→ Problem description
Repeat the listing that follows, character for character, minus the pictures.

→ Excerpted records
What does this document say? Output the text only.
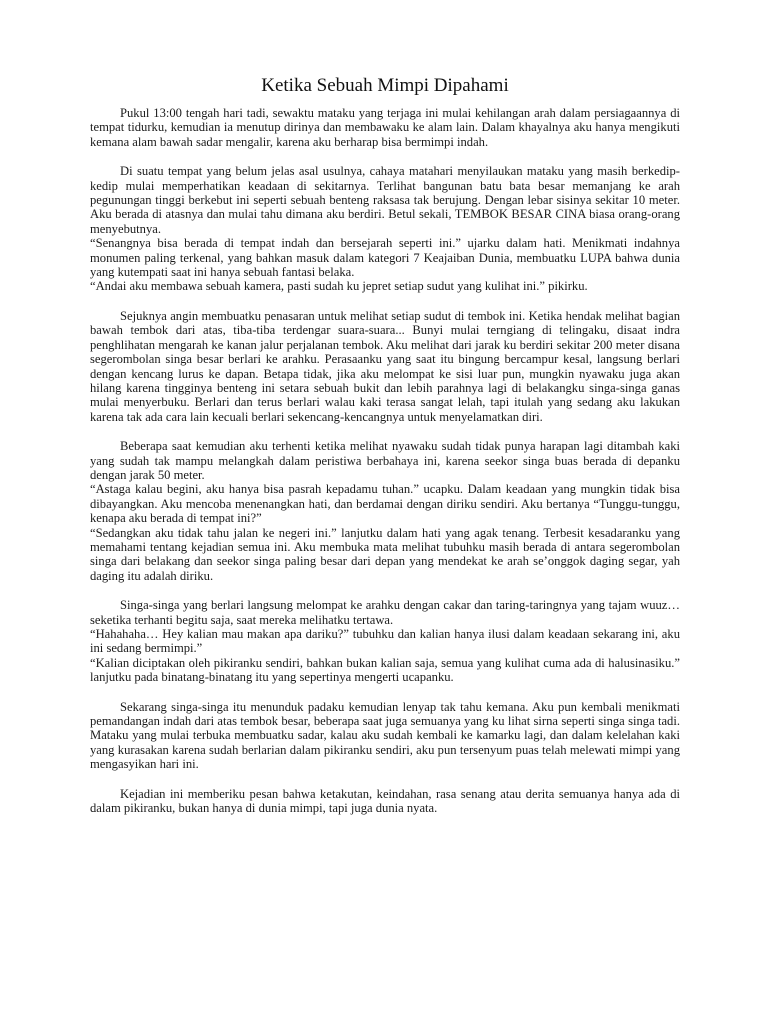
Ketika Sebuah Mimpi Dipahami
Pukul 13:00 tengah hari tadi, sewaktu mataku yang terjaga ini mulai kehilangan arah dalam persiagaannya di tempat tidurku, kemudian ia menutup dirinya dan membawaku ke alam lain. Dalam khayalnya aku hanya mengikuti kemana alam bawah sadar mengalir, karena aku berharap bisa bermimpi indah.
Di suatu tempat yang belum jelas asal usulnya, cahaya matahari menyilaukan mataku yang masih berkedip-kedip mulai memperhatikan keadaan di sekitarnya. Terlihat bangunan batu bata besar memanjang ke arah pegunungan tinggi berkebut ini seperti sebuah benteng raksasa tak berujung. Dengan lebar sisinya sekitar 10 meter. Aku berada di atasnya dan mulai tahu dimana aku berdiri. Betul sekali, TEMBOK BESAR CINA biasa orang-orang menyebutnya.
“Senangnya bisa berada di tempat indah dan bersejarah seperti ini.” ujarku dalam hati. Menikmati indahnya monumen paling terkenal, yang bahkan masuk dalam kategori 7 Keajaiban Dunia, membuatku LUPA bahwa dunia yang kutempati saat ini hanya sebuah fantasi belaka.
“Andai aku membawa sebuah kamera, pasti sudah ku jepret setiap sudut yang kulihat ini.” pikirku.
Sejuknya angin membuatku penasaran untuk melihat setiap sudut di tembok ini. Ketika hendak melihat bagian bawah tembok dari atas, tiba-tiba terdengar suara-suara... Bunyi mulai terngiang di telingaku, disaat indra penghlihatan mengarah ke kanan jalur perjalanan tembok. Aku melihat dari jarak ku berdiri sekitar 200 meter disana segerombolan singa besar berlari ke arahku. Perasaanku yang saat itu bingung bercampur kesal, langsung berlari dengan kencang lurus ke dapan. Betapa tidak, jika aku melompat ke sisi luar pun, mungkin nyawaku juga akan hilang karena tingginya benteng ini setara sebuah bukit dan lebih parahnya lagi di belakangku singa-singa ganas mulai menyerbuku. Berlari dan terus berlari walau kaki terasa sangat lelah, tapi itulah yang sedang aku lakukan karena tak ada cara lain kecuali berlari sekencang-kencangnya untuk menyelamatkan diri.
Beberapa saat kemudian aku terhenti ketika melihat nyawaku sudah tidak punya harapan lagi ditambah kaki yang sudah tak mampu melangkah dalam peristiwa berbahaya ini, karena seekor singa buas berada di depanku dengan jarak 50 meter.
“Astaga kalau begini, aku hanya bisa pasrah kepadamu tuhan.” ucapku. Dalam keadaan yang mungkin tidak bisa dibayangkan. Aku mencoba menenangkan hati, dan berdamai dengan diriku sendiri. Aku bertanya “Tunggu-tunggu, kenapa aku berada di tempat ini?”
“Sedangkan aku tidak tahu jalan ke negeri ini.” lanjutku dalam hati yang agak tenang. Terbesit kesadaranku yang memahami tentang kejadian semua ini. Aku membuka mata melihat tubuhku masih berada di antara segerombolan singa dari belakang dan seekor singa paling besar dari depan yang mendekat ke arah se’onggok daging segar, yah daging itu adalah diriku.
Singa-singa yang berlari langsung melompat ke arahku dengan cakar dan taring-taringnya yang tajam wuuz… seketika terhanti begitu saja, saat mereka melihatku tertawa.
“Hahahaha… Hey kalian mau makan apa dariku?” tubuhku dan kalian hanya ilusi dalam keadaan sekarang ini, aku ini sedang bermimpi.”
“Kalian diciptakan oleh pikiranku sendiri, bahkan bukan kalian saja, semua yang kulihat cuma ada di halusinasiku.” lanjutku pada binatang-binatang itu yang sepertinya mengerti ucapanku.
Sekarang singa-singa itu menunduk padaku kemudian lenyap tak tahu kemana. Aku pun kembali menikmati pemandangan indah dari atas tembok besar, beberapa saat juga semuanya yang ku lihat sirna seperti singa singa tadi. Mataku yang mulai terbuka membuatku sadar, kalau aku sudah kembali ke kamarku lagi, dan dalam kelelahan kaki yang kurasakan karena sudah berlarian dalam pikiranku sendiri, aku pun tersenyum puas telah melewati mimpi yang mengasyikan hari ini.
Kejadian ini memberiku pesan bahwa ketakutan, keindahan, rasa senang atau derita semuanya hanya ada di dalam pikiranku, bukan hanya di dunia mimpi, tapi juga dunia nyata.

→ Response for this exercise
What does this document say? Output the text only.
Ketika Sebuah Mimpi Dipahami
Pukul 13:00 tengah hari tadi, sewaktu mataku yang terjaga ini mulai kehilangan arah dalam persiagaannya di tempat tidurku, kemudian ia menutup dirinya dan membawaku ke alam lain. Dalam khayalnya aku hanya mengikuti kemana alam bawah sadar mengalir, karena aku berharap bisa bermimpi indah.
Di suatu tempat yang belum jelas asal usulnya, cahaya matahari menyilaukan mataku yang masih berkedip-kedip mulai memperhatikan keadaan di sekitarnya. Terlihat bangunan batu bata besar memanjang ke arah pegunungan tinggi berkebut ini seperti sebuah benteng raksasa tak berujung. Dengan lebar sisinya sekitar 10 meter. Aku berada di atasnya dan mulai tahu dimana aku berdiri. Betul sekali, TEMBOK BESAR CINA biasa orang-orang menyebutnya.
“Senangnya bisa berada di tempat indah dan bersejarah seperti ini.” ujarku dalam hati. Menikmati indahnya monumen paling terkenal, yang bahkan masuk dalam kategori 7 Keajaiban Dunia, membuatku LUPA bahwa dunia yang kutempati saat ini hanya sebuah fantasi belaka.
“Andai aku membawa sebuah kamera, pasti sudah ku jepret setiap sudut yang kulihat ini.” pikirku.
Sejuknya angin membuatku penasaran untuk melihat setiap sudut di tembok ini. Ketika hendak melihat bagian bawah tembok dari atas, tiba-tiba terdengar suara-suara... Bunyi mulai terngiang di telingaku, disaat indra penghlihatan mengarah ke kanan jalur perjalanan tembok. Aku melihat dari jarak ku berdiri sekitar 200 meter disana segerombolan singa besar berlari ke arahku. Perasaanku yang saat itu bingung bercampur kesal, langsung berlari dengan kencang lurus ke dapan. Betapa tidak, jika aku melompat ke sisi luar pun, mungkin nyawaku juga akan hilang karena tingginya benteng ini setara sebuah bukit dan lebih parahnya lagi di belakangku singa-singa ganas mulai menyerbuku. Berlari dan terus berlari walau kaki terasa sangat lelah, tapi itulah yang sedang aku lakukan karena tak ada cara lain kecuali berlari sekencang-kencangnya untuk menyelamatkan diri.
Beberapa saat kemudian aku terhenti ketika melihat nyawaku sudah tidak punya harapan lagi ditambah kaki yang sudah tak mampu melangkah dalam peristiwa berbahaya ini, karena seekor singa buas berada di depanku dengan jarak 50 meter.
“Astaga kalau begini, aku hanya bisa pasrah kepadamu tuhan.” ucapku. Dalam keadaan yang mungkin tidak bisa dibayangkan. Aku mencoba menenangkan hati, dan berdamai dengan diriku sendiri. Aku bertanya “Tunggu-tunggu, kenapa aku berada di tempat ini?”
“Sedangkan aku tidak tahu jalan ke negeri ini.” lanjutku dalam hati yang agak tenang. Terbesit kesadaranku yang memahami tentang kejadian semua ini. Aku membuka mata melihat tubuhku masih berada di antara segerombolan singa dari belakang dan seekor singa paling besar dari depan yang mendekat ke arah se’onggok daging segar, yah daging itu adalah diriku.
Singa-singa yang berlari langsung melompat ke arahku dengan cakar dan taring-taringnya yang tajam wuuz… seketika terhanti begitu saja, saat mereka melihatku tertawa.
“Hahahaha… Hey kalian mau makan apa dariku?” tubuhku dan kalian hanya ilusi dalam keadaan sekarang ini, aku ini sedang bermimpi.”
“Kalian diciptakan oleh pikiranku sendiri, bahkan bukan kalian saja, semua yang kulihat cuma ada di halusinasiku.” lanjutku pada binatang-binatang itu yang sepertinya mengerti ucapanku.
Sekarang singa-singa itu menunduk padaku kemudian lenyap tak tahu kemana. Aku pun kembali menikmati pemandangan indah dari atas tembok besar, beberapa saat juga semuanya yang ku lihat sirna seperti singa singa tadi. Mataku yang mulai terbuka membuatku sadar, kalau aku sudah kembali ke kamarku lagi, dan dalam kelelahan kaki yang kurasakan karena sudah berlarian dalam pikiranku sendiri, aku pun tersenyum puas telah melewati mimpi yang mengasyikan hari ini.
Kejadian ini memberiku pesan bahwa ketakutan, keindahan, rasa senang atau derita semuanya hanya ada di dalam pikiranku, bukan hanya di dunia mimpi, tapi juga dunia nyata.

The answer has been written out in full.